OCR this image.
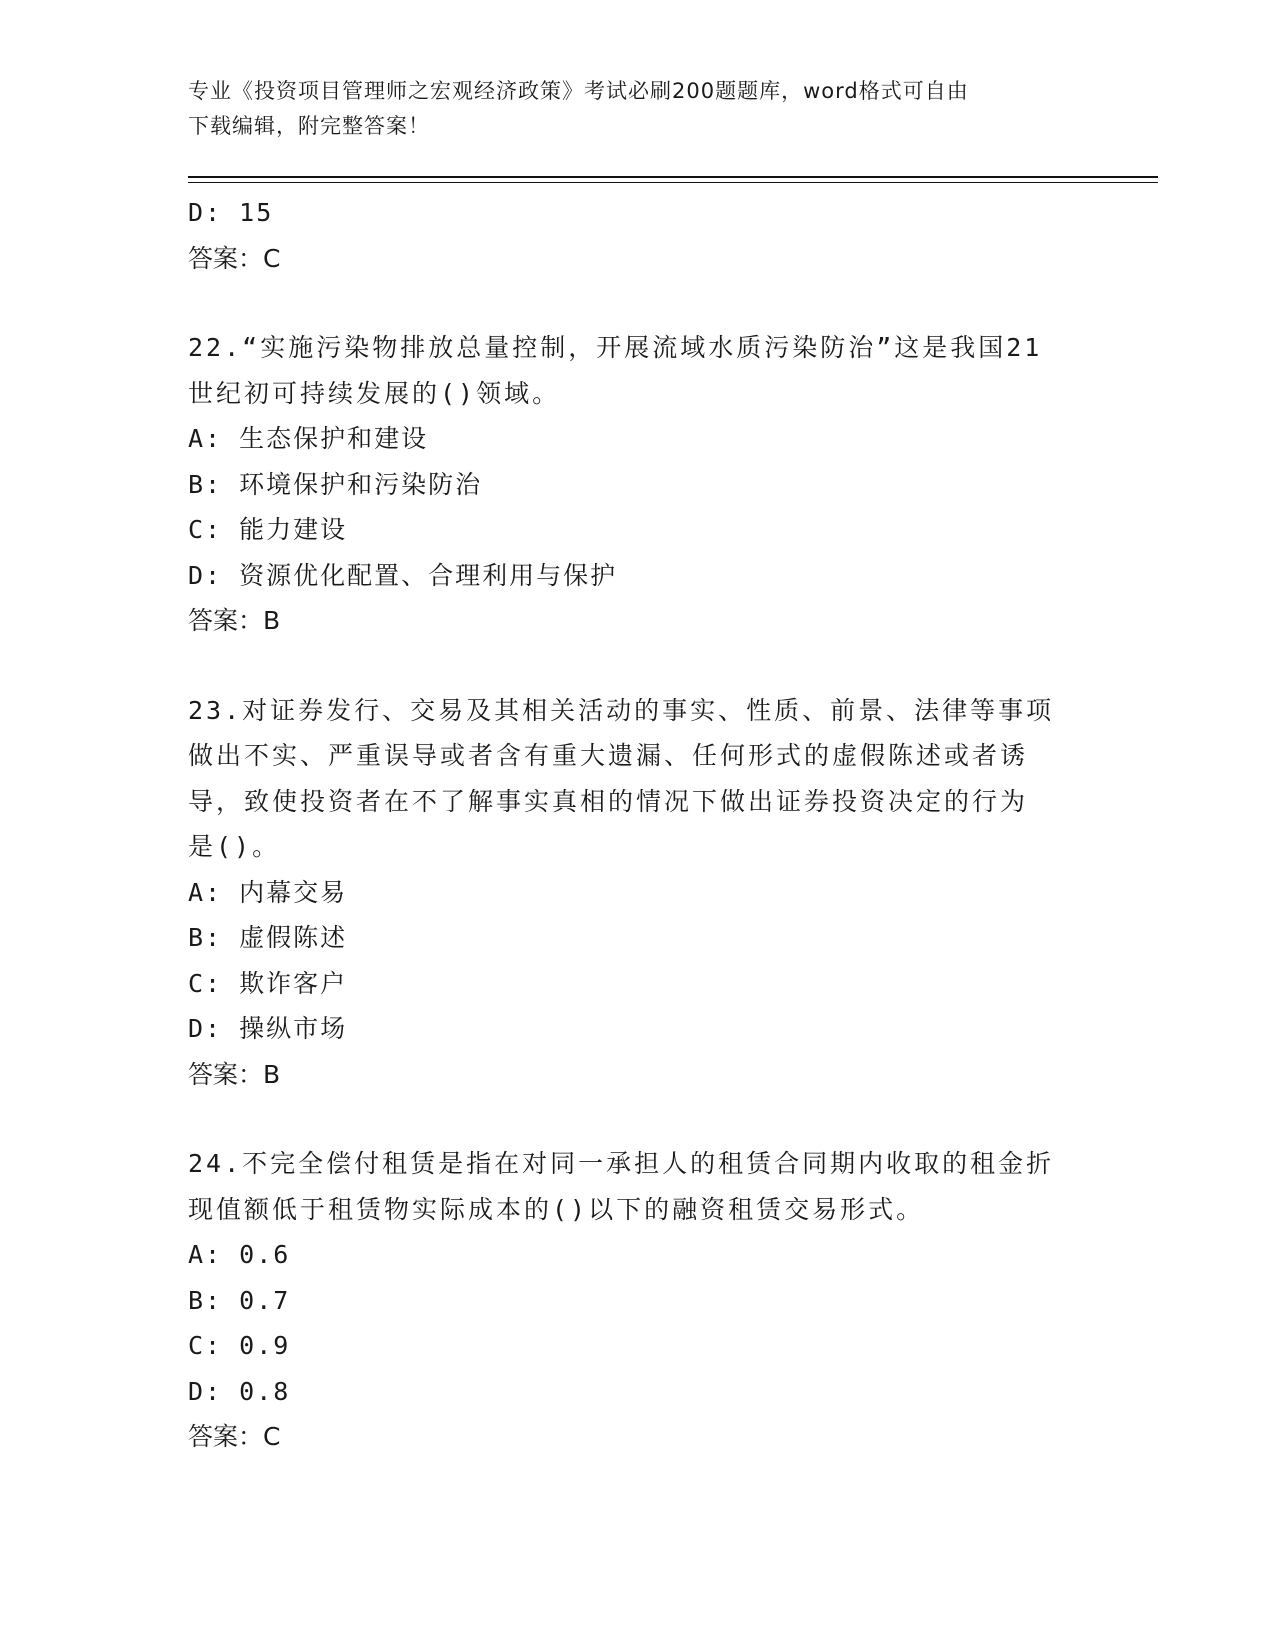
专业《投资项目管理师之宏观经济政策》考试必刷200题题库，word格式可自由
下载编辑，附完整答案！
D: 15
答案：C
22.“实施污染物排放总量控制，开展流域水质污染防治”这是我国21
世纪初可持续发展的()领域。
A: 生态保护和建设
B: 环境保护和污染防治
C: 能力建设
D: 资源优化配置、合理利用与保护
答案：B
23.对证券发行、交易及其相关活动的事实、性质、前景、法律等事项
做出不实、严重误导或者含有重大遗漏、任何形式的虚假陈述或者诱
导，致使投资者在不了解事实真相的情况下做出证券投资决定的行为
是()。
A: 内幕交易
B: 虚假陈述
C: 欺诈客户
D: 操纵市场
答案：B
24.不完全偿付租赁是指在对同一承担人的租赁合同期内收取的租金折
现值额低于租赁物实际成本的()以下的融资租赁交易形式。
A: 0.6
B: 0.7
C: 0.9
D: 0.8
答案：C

-.-.-

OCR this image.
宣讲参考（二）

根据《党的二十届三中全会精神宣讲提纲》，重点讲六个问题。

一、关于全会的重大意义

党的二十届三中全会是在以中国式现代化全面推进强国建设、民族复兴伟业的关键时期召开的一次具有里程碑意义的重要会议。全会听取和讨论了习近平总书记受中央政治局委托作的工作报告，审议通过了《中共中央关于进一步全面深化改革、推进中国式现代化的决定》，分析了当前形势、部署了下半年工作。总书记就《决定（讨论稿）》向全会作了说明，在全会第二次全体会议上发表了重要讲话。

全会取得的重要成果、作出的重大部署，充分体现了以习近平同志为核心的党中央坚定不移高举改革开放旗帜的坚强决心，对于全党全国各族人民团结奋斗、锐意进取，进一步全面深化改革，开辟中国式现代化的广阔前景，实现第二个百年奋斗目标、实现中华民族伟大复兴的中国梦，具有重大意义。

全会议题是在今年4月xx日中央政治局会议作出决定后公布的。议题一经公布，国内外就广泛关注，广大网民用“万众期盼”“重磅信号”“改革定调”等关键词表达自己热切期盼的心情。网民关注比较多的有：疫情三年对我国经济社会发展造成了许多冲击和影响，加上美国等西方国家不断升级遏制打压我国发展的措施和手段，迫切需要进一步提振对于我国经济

-.-.-

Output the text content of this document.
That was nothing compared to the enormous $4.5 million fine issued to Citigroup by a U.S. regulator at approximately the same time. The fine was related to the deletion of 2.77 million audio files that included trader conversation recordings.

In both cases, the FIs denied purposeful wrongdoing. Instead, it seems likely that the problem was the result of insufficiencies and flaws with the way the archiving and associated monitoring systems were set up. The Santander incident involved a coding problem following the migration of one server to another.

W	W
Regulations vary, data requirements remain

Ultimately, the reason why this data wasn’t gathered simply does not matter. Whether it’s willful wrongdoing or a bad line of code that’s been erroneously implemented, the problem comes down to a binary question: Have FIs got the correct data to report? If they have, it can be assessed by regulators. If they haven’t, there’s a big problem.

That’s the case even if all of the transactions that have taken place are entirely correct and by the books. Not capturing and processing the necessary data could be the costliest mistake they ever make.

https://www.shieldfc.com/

-.-.-

Exercise brief —
Find how many lines of the listing include the string "wrongdoing" and give that number, nothing else.

Worked answer —
2